** Start of Record set **
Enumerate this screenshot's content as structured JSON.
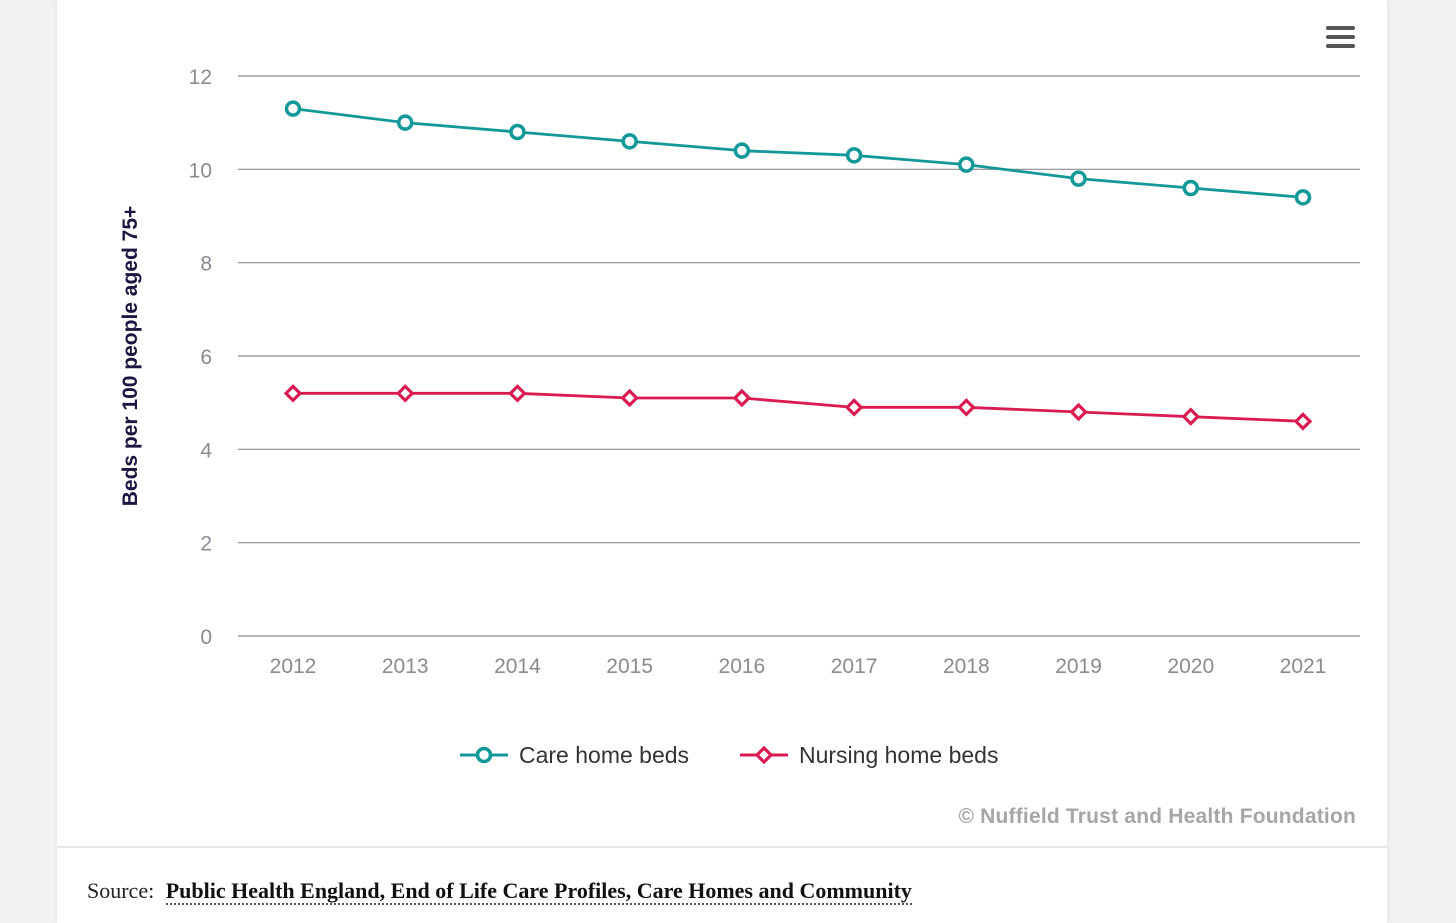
{
  "colors": {
    "care": "#13989a",
    "nursing": "#d91b52",
    "grid": "#8b8b93",
    "tick": "#8a8a93",
    "ylabel": "#1c1640",
    "legend_text": "#333333"
  },
  "chart_data": {
    "type": "line",
    "title": "",
    "xlabel": "",
    "ylabel": "Beds per 100 people aged 75+",
    "x": [
      "2012",
      "2013",
      "2014",
      "2015",
      "2016",
      "2017",
      "2018",
      "2019",
      "2020",
      "2021"
    ],
    "ylim": [
      0,
      12
    ],
    "yticks": [
      0,
      2,
      4,
      6,
      8,
      10,
      12
    ],
    "grid": true,
    "legend_position": "bottom",
    "series": [
      {
        "name": "Care home beds",
        "marker": "circle",
        "values": [
          11.3,
          11.0,
          10.8,
          10.6,
          10.4,
          10.3,
          10.1,
          9.8,
          9.6,
          9.4
        ]
      },
      {
        "name": "Nursing home beds",
        "marker": "diamond",
        "values": [
          5.2,
          5.2,
          5.2,
          5.1,
          5.1,
          4.9,
          4.9,
          4.8,
          4.7,
          4.6
        ]
      }
    ]
  },
  "credit": "© Nuffield Trust and Health Foundation",
  "source": {
    "label": "Source:",
    "link_text": "Public Health England, End of Life Care Profiles, Care Homes and Community"
  },
  "menu": {
    "icon": "hamburger-menu-icon"
  }
}
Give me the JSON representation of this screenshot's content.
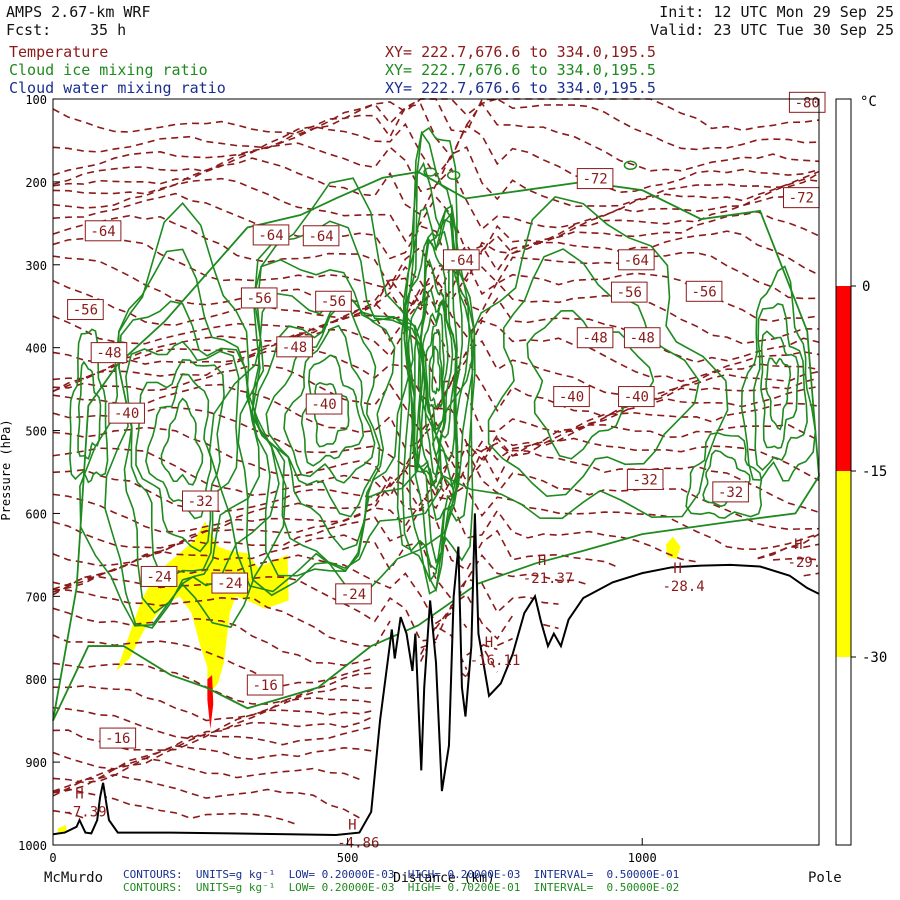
{
  "header": {
    "model": "AMPS 2.67-km WRF",
    "fcst_label": "Fcst:",
    "fcst_value": "35 h",
    "init": "Init: 12 UTC Mon 29 Sep 25",
    "valid": "Valid: 23 UTC Tue 30 Sep 25"
  },
  "fields": [
    {
      "name": "Temperature",
      "xy": "XY= 222.7,676.6 to 334.0,195.5",
      "color": "#8b1a1a"
    },
    {
      "name": "Cloud ice mixing ratio",
      "xy": "XY= 222.7,676.6 to 334.0,195.5",
      "color": "#1f8a1f"
    },
    {
      "name": "Cloud water mixing ratio",
      "xy": "XY= 222.7,676.6 to 334.0,195.5",
      "color": "#1a2f8f"
    }
  ],
  "footer": {
    "left_station": "McMurdo",
    "right_station": "Pole",
    "contours_blue": "CONTOURS:  UNITS=g kg⁻¹  LOW= 0.20000E-03  HIGH= 0.20000E-03  INTERVAL=  0.50000E-01",
    "contours_green": "CONTOURS:  UNITS=g kg⁻¹  LOW= 0.20000E-03  HIGH= 0.70200E-01  INTERVAL=  0.50000E-02"
  },
  "colorbar": {
    "unit": "°C",
    "ticks": [
      "0",
      "-15",
      "-30"
    ],
    "colors": {
      "warm": "#ff0000",
      "mid": "#ffff00",
      "cold": "#ffffff"
    }
  },
  "chart_data": {
    "type": "cross-section",
    "xlabel": "Distance (km)",
    "ylabel": "Pressure (hPa)",
    "xlim": [
      0,
      1300
    ],
    "ylim": [
      1000,
      100
    ],
    "x_ticks": [
      0,
      500,
      1000
    ],
    "y_ticks": [
      100,
      200,
      300,
      400,
      500,
      600,
      700,
      800,
      900,
      1000
    ],
    "temperature_contour_labels": [
      {
        "x": 85,
        "p": 259,
        "t": "-64"
      },
      {
        "x": 370,
        "p": 264,
        "t": "-64"
      },
      {
        "x": 455,
        "p": 265,
        "t": "-64"
      },
      {
        "x": 693,
        "p": 294,
        "t": "-64"
      },
      {
        "x": 990,
        "p": 294,
        "t": "-64"
      },
      {
        "x": 920,
        "p": 196,
        "t": "-72"
      },
      {
        "x": 1270,
        "p": 219,
        "t": "-72"
      },
      {
        "x": 1280,
        "p": 104,
        "t": "-80"
      },
      {
        "x": 55,
        "p": 354,
        "t": "-56"
      },
      {
        "x": 350,
        "p": 340,
        "t": "-56"
      },
      {
        "x": 476,
        "p": 344,
        "t": "-56"
      },
      {
        "x": 978,
        "p": 333,
        "t": "-56"
      },
      {
        "x": 1105,
        "p": 332,
        "t": "-56"
      },
      {
        "x": 95,
        "p": 406,
        "t": "-48"
      },
      {
        "x": 410,
        "p": 399,
        "t": "-48"
      },
      {
        "x": 920,
        "p": 388,
        "t": "-48"
      },
      {
        "x": 1000,
        "p": 388,
        "t": "-48"
      },
      {
        "x": 125,
        "p": 479,
        "t": "-40"
      },
      {
        "x": 460,
        "p": 468,
        "t": "-40"
      },
      {
        "x": 880,
        "p": 459,
        "t": "-40"
      },
      {
        "x": 990,
        "p": 459,
        "t": "-40"
      },
      {
        "x": 250,
        "p": 585,
        "t": "-32"
      },
      {
        "x": 1005,
        "p": 559,
        "t": "-32"
      },
      {
        "x": 1150,
        "p": 574,
        "t": "-32"
      },
      {
        "x": 180,
        "p": 676,
        "t": "-24"
      },
      {
        "x": 300,
        "p": 684,
        "t": "-24"
      },
      {
        "x": 510,
        "p": 697,
        "t": "-24"
      },
      {
        "x": 360,
        "p": 807,
        "t": "-16"
      },
      {
        "x": 110,
        "p": 871,
        "t": "-16"
      }
    ],
    "highs": [
      {
        "x": 45,
        "p": 944,
        "label": "H",
        "value": "-7.39"
      },
      {
        "x": 508,
        "p": 981,
        "label": "H",
        "value": "-4.86"
      },
      {
        "x": 740,
        "p": 761,
        "label": "H",
        "value": "-16.11"
      },
      {
        "x": 830,
        "p": 662,
        "label": "H",
        "value": "-21.37"
      },
      {
        "x": 1060,
        "p": 672,
        "label": "H",
        "value": "-28.4"
      },
      {
        "x": 1265,
        "p": 643,
        "label": "H",
        "value": "-29."
      }
    ],
    "terrain_pressure": [
      [
        0,
        987
      ],
      [
        20,
        985
      ],
      [
        40,
        978
      ],
      [
        45,
        970
      ],
      [
        55,
        985
      ],
      [
        65,
        986
      ],
      [
        75,
        970
      ],
      [
        80,
        942
      ],
      [
        85,
        925
      ],
      [
        95,
        970
      ],
      [
        110,
        985
      ],
      [
        200,
        985
      ],
      [
        300,
        986
      ],
      [
        400,
        987
      ],
      [
        480,
        988
      ],
      [
        520,
        985
      ],
      [
        540,
        960
      ],
      [
        555,
        850
      ],
      [
        565,
        795
      ],
      [
        575,
        740
      ],
      [
        580,
        775
      ],
      [
        590,
        725
      ],
      [
        600,
        745
      ],
      [
        610,
        790
      ],
      [
        615,
        745
      ],
      [
        625,
        910
      ],
      [
        630,
        810
      ],
      [
        640,
        705
      ],
      [
        650,
        780
      ],
      [
        660,
        935
      ],
      [
        672,
        880
      ],
      [
        680,
        700
      ],
      [
        688,
        640
      ],
      [
        694,
        810
      ],
      [
        700,
        845
      ],
      [
        710,
        760
      ],
      [
        716,
        600
      ],
      [
        722,
        745
      ],
      [
        740,
        820
      ],
      [
        760,
        805
      ],
      [
        780,
        770
      ],
      [
        800,
        720
      ],
      [
        818,
        700
      ],
      [
        828,
        730
      ],
      [
        840,
        760
      ],
      [
        850,
        745
      ],
      [
        862,
        760
      ],
      [
        875,
        728
      ],
      [
        900,
        702
      ],
      [
        950,
        683
      ],
      [
        1000,
        672
      ],
      [
        1050,
        665
      ],
      [
        1100,
        663
      ],
      [
        1150,
        662
      ],
      [
        1200,
        664
      ],
      [
        1250,
        675
      ],
      [
        1280,
        690
      ],
      [
        1300,
        697
      ]
    ],
    "cloud_ice_envelope": [
      [
        0,
        850
      ],
      [
        40,
        690
      ],
      [
        60,
        470
      ],
      [
        110,
        420
      ],
      [
        190,
        368
      ],
      [
        330,
        255
      ],
      [
        420,
        240
      ],
      [
        480,
        220
      ],
      [
        560,
        195
      ],
      [
        620,
        188
      ],
      [
        700,
        220
      ],
      [
        800,
        210
      ],
      [
        900,
        200
      ],
      [
        1000,
        210
      ],
      [
        1100,
        245
      ],
      [
        1200,
        235
      ],
      [
        1280,
        380
      ],
      [
        1300,
        555
      ],
      [
        1260,
        600
      ],
      [
        1150,
        610
      ],
      [
        1000,
        625
      ],
      [
        900,
        645
      ],
      [
        820,
        660
      ],
      [
        720,
        685
      ],
      [
        620,
        735
      ],
      [
        540,
        760
      ],
      [
        450,
        810
      ],
      [
        330,
        835
      ],
      [
        260,
        810
      ],
      [
        200,
        795
      ],
      [
        120,
        760
      ],
      [
        60,
        760
      ]
    ],
    "shaded_temperature_regions": [
      {
        "range": "-30 to -15",
        "color": "yellow"
      },
      {
        "range": "-15 to 0",
        "color": "red"
      }
    ]
  }
}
** End of Record set **
▶ [Request]: From the data above, show each line that contains "screenshot".

▶ [Response to the exercise]:
Enumerate this screenshot's content as structured JSON.
Give me the JSON representation of this screenshot's content.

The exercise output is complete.